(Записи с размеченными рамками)

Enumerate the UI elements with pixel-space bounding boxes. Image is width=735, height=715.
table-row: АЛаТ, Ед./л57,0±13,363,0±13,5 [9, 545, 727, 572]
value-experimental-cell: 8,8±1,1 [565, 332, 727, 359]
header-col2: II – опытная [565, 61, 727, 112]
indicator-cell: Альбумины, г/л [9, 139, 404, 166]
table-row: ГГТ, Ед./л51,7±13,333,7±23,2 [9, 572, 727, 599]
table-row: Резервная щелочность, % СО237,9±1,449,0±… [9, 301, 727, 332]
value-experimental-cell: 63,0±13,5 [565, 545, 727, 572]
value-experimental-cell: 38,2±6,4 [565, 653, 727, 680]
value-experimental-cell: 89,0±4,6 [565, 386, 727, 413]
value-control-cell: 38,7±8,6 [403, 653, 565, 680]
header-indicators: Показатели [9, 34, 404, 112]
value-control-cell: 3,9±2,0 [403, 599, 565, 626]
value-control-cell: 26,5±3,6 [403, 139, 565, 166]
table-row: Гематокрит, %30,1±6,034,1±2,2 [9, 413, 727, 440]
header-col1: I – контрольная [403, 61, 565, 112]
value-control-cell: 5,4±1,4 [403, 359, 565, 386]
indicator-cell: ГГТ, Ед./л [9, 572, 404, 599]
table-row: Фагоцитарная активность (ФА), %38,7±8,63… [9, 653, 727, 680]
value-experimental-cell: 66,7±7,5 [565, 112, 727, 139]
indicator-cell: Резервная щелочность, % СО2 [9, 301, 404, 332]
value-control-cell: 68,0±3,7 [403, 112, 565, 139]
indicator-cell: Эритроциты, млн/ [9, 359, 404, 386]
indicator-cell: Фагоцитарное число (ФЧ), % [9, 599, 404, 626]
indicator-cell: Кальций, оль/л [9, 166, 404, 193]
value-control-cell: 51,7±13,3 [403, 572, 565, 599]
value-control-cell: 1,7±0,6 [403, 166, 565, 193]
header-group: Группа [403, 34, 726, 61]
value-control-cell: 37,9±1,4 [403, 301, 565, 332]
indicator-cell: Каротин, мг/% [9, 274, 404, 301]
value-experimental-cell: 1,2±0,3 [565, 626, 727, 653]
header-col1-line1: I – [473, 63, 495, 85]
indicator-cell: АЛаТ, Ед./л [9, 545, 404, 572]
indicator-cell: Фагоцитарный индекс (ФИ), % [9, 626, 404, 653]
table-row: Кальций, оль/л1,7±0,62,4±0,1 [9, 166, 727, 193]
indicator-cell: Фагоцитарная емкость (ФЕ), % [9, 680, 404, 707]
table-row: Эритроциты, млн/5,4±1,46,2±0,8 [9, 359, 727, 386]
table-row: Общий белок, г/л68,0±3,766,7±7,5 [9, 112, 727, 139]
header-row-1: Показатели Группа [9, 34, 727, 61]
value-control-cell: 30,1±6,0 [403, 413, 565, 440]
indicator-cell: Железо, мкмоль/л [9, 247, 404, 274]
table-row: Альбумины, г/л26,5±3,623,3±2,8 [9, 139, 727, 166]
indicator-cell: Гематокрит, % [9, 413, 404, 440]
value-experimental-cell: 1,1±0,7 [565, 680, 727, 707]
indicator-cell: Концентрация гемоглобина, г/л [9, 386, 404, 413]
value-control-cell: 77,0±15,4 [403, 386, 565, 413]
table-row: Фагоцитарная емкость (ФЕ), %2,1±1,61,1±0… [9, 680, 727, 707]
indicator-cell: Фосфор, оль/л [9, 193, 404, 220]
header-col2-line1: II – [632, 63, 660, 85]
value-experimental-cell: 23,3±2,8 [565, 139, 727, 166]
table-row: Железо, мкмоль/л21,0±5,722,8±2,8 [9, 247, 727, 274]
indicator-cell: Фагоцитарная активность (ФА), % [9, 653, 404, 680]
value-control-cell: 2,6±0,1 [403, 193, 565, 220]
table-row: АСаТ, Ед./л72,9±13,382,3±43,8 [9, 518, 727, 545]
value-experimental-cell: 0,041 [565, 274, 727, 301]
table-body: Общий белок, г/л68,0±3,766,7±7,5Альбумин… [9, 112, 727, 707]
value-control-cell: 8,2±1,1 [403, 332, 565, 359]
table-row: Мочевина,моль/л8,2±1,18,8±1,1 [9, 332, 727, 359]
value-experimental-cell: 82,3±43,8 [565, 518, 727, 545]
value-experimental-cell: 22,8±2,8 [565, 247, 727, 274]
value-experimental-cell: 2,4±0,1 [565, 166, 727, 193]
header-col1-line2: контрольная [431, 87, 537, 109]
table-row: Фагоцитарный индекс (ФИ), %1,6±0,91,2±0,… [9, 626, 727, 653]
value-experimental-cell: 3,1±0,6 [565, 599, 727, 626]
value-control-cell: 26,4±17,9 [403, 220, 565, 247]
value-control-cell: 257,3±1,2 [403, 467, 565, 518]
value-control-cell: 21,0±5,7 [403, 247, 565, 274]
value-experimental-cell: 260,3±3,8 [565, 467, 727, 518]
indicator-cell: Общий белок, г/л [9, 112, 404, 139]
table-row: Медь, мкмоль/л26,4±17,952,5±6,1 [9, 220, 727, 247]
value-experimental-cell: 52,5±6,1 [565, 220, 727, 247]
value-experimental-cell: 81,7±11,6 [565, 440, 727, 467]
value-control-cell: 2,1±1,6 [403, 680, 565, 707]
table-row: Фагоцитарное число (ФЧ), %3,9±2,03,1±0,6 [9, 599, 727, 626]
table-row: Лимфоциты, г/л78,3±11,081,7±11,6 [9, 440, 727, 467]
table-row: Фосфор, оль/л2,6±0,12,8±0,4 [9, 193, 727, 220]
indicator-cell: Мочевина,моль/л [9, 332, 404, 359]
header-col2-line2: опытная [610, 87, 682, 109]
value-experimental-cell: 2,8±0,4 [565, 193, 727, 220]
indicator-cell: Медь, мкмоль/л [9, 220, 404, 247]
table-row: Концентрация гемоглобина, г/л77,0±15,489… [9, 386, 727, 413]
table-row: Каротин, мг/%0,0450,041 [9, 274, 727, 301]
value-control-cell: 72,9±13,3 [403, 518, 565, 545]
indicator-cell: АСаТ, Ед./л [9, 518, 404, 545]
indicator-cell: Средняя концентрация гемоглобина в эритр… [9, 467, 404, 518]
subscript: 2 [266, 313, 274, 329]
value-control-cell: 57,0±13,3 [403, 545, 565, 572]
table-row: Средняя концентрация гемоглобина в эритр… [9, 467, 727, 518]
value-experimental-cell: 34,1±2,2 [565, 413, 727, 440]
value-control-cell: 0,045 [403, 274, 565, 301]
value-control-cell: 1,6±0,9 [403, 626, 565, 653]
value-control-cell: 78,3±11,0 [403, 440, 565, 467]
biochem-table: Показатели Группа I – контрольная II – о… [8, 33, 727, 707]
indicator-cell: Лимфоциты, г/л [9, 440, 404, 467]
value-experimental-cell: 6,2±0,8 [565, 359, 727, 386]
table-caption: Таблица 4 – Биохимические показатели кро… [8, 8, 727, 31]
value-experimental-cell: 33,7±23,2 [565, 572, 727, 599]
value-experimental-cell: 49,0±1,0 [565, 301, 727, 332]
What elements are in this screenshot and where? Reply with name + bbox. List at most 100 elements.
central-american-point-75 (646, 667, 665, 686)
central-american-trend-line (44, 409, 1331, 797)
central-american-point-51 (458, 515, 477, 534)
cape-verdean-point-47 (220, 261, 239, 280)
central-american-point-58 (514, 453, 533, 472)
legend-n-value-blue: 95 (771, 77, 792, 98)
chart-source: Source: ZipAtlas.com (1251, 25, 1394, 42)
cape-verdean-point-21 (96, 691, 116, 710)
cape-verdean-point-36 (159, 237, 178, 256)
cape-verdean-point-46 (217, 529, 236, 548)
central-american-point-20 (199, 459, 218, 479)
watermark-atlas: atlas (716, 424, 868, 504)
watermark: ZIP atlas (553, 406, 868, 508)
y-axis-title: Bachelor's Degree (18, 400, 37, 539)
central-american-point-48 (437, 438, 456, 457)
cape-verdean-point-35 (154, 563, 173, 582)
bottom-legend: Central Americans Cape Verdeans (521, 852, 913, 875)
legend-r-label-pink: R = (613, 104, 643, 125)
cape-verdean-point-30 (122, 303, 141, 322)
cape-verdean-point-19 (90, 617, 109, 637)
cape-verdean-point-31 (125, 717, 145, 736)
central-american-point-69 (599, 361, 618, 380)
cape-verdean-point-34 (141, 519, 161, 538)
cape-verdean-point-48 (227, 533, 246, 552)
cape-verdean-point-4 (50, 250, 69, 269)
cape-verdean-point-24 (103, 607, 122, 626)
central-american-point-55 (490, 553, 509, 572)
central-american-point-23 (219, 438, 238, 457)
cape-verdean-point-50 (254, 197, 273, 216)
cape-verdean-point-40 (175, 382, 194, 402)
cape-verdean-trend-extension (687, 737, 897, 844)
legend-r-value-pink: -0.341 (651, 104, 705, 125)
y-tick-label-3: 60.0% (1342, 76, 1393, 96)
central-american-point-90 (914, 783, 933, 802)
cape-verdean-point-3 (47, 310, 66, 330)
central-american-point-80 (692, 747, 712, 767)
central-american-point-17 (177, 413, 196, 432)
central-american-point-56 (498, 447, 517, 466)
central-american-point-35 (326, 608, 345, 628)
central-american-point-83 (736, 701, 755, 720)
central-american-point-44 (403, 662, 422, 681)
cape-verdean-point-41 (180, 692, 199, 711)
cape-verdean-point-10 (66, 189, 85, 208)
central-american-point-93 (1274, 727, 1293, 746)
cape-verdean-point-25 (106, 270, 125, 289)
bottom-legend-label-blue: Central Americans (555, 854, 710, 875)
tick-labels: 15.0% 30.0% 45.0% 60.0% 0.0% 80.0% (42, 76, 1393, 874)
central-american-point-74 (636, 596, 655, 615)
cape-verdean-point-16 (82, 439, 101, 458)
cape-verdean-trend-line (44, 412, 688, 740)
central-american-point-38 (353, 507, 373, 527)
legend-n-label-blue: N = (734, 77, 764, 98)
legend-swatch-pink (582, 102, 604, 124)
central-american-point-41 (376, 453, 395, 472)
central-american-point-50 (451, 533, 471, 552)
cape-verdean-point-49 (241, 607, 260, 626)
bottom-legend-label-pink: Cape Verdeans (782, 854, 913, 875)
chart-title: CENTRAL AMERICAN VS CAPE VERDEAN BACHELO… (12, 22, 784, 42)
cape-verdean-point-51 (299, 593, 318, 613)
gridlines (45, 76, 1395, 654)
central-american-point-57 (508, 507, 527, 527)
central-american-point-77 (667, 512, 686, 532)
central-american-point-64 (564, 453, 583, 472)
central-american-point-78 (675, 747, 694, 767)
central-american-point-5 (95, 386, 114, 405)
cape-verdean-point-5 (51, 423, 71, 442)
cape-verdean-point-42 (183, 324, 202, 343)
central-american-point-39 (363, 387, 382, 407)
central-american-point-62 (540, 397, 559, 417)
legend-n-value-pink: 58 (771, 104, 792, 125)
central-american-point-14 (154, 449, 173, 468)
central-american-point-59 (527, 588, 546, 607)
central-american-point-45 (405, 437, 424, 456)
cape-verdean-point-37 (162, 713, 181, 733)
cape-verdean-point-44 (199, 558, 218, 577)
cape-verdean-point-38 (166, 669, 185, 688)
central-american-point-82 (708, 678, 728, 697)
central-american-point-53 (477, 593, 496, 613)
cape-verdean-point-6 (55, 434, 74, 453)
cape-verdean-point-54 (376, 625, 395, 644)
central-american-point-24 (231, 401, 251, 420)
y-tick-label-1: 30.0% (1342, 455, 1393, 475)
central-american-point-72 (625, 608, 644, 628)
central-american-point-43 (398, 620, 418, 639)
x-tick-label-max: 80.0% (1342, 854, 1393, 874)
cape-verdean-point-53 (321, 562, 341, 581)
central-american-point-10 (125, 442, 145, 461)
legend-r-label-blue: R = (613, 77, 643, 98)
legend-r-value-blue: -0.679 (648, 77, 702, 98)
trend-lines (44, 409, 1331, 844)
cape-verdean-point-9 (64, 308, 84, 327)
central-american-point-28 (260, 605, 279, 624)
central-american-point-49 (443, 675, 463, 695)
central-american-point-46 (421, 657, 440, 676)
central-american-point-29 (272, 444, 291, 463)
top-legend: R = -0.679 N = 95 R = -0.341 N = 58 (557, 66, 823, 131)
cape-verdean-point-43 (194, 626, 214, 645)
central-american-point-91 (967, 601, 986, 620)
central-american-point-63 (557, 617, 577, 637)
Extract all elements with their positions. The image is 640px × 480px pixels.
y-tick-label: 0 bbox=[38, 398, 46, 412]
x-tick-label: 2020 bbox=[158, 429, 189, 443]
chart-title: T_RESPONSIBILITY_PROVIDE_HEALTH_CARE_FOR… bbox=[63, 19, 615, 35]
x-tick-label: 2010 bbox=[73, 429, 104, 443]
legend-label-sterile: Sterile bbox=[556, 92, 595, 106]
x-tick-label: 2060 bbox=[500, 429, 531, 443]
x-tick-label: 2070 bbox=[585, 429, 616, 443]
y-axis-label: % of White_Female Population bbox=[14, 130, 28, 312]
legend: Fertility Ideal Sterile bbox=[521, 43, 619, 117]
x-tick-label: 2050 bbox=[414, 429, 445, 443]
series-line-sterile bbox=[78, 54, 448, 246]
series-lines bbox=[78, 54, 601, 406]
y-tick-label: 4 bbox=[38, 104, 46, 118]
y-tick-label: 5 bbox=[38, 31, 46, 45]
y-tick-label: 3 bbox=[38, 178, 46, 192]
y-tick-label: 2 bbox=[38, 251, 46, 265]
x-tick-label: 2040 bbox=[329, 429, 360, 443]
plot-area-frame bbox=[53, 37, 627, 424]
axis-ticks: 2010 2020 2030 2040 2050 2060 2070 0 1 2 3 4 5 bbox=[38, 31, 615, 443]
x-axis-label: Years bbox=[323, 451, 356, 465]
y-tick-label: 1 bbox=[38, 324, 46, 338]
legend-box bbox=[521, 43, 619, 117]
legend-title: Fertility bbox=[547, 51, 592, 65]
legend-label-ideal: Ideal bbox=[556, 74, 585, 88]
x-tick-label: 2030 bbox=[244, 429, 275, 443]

**Ваше задание:**
Представьте строки от начала записей до строки, содержащей "value-experimental-cell: 38,2±6,4 [565, 653, 727, 680]", включительно, в виде таблицы Markdown со столбцами «№» и «Строка». Пустые строки в таблицу не включайте.

**Полный ответ:**
| № | Строка |
|---|---|
| 1 | Enumerate the UI elements with pixel-space bounding boxes. Image is width=735, height=715. |
| 2 | table-row: АЛаТ, Ед./л57,0±13,363,0±13,5 [9, 545, 727, 572] |
| 3 | value-experimental-cell: 8,8±1,1 [565, 332, 727, 359] |
| 4 | header-col2: II – опытная [565, 61, 727, 112] |
| 5 | indicator-cell: Альбумины, г/л [9, 139, 404, 166] |
| 6 | table-row: ГГТ, Ед./л51,7±13,333,7±23,2 [9, 572, 727, 599] |
| 7 | table-row: Резервная щелочность, % СО237,9±1,449,0±… [9, 301, 727, 332] |
| 8 | value-experimental-cell: 63,0±13,5 [565, 545, 727, 572] |
| 9 | value-experimental-cell: 38,2±6,4 [565, 653, 727, 680] |